Required work:
Which lines in the records below contain the word "content"? Copy each of them.

Task input:
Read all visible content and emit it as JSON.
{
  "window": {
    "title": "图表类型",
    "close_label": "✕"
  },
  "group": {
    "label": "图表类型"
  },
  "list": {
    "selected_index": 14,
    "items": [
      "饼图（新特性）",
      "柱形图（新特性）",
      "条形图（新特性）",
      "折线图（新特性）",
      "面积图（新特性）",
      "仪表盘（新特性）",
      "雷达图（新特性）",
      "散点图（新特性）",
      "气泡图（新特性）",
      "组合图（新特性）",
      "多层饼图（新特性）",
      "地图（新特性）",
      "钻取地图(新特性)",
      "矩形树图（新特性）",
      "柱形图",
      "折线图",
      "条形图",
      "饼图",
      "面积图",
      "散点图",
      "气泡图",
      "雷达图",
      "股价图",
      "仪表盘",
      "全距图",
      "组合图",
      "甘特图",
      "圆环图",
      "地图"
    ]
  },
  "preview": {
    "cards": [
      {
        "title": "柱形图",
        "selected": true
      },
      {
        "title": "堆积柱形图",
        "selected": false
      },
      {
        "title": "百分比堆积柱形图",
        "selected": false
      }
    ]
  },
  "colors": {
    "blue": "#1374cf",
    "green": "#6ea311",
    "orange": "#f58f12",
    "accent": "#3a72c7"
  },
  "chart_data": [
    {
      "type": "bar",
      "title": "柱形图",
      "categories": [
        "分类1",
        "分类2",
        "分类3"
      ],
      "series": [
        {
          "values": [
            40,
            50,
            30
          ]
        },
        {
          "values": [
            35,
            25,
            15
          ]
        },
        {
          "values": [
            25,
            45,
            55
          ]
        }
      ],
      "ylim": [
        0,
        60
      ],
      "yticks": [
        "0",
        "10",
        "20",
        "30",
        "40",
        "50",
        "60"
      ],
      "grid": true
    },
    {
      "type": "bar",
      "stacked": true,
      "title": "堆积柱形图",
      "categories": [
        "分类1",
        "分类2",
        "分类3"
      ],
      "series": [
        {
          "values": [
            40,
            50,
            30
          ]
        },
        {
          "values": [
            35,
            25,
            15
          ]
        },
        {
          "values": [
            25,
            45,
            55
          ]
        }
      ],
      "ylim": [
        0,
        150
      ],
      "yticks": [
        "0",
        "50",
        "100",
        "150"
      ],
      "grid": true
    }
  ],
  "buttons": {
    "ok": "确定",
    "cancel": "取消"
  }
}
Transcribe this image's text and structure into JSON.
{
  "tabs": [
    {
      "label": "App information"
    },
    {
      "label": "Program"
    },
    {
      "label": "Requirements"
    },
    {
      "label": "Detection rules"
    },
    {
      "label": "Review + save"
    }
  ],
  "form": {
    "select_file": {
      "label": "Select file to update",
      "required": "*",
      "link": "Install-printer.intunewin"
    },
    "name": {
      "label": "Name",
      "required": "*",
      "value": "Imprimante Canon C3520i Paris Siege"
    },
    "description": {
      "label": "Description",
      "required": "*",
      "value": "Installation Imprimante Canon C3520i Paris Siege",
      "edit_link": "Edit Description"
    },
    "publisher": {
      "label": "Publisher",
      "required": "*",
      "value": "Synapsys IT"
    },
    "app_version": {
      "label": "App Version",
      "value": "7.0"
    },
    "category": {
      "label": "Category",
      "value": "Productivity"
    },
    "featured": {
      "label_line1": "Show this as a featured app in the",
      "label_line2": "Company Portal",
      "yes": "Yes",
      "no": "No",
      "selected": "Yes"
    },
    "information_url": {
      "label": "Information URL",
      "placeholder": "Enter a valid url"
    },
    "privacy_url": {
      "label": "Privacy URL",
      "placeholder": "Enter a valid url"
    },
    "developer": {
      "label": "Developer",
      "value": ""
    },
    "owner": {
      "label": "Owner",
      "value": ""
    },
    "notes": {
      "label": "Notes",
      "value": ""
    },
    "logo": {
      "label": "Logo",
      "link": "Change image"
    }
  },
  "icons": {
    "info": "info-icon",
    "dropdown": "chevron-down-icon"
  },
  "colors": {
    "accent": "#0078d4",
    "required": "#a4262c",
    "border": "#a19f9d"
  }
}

--

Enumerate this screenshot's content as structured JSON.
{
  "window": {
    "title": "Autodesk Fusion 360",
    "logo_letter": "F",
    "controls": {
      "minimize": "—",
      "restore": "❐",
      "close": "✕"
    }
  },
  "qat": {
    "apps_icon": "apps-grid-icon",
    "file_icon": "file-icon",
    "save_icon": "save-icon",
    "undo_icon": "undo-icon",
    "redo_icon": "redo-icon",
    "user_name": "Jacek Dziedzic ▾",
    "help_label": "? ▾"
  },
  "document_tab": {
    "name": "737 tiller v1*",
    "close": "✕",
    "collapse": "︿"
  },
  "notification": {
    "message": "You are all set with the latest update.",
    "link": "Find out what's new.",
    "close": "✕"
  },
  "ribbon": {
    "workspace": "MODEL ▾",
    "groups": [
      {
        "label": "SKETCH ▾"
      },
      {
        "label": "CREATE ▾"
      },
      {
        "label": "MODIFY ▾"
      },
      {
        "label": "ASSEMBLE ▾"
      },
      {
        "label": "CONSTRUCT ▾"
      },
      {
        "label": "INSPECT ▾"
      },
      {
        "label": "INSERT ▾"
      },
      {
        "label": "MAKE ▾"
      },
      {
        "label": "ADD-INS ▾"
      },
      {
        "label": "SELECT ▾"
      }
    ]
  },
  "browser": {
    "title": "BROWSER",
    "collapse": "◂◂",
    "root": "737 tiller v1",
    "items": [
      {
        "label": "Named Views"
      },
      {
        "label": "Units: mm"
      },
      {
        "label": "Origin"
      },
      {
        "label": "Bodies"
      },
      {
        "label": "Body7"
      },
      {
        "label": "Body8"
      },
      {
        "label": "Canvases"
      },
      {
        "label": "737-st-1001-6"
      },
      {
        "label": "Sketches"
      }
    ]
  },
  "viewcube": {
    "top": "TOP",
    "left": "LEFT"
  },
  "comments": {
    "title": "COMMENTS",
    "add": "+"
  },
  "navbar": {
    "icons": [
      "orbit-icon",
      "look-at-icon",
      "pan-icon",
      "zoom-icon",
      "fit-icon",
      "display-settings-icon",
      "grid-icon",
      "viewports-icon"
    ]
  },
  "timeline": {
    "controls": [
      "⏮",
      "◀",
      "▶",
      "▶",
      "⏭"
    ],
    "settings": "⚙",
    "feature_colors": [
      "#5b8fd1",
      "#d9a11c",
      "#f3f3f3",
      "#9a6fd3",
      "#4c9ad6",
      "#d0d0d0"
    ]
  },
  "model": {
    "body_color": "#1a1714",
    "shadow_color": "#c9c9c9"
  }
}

Solution for this task:
Read all visible content and emit it as JSON.
Enumerate this screenshot's content as structured JSON.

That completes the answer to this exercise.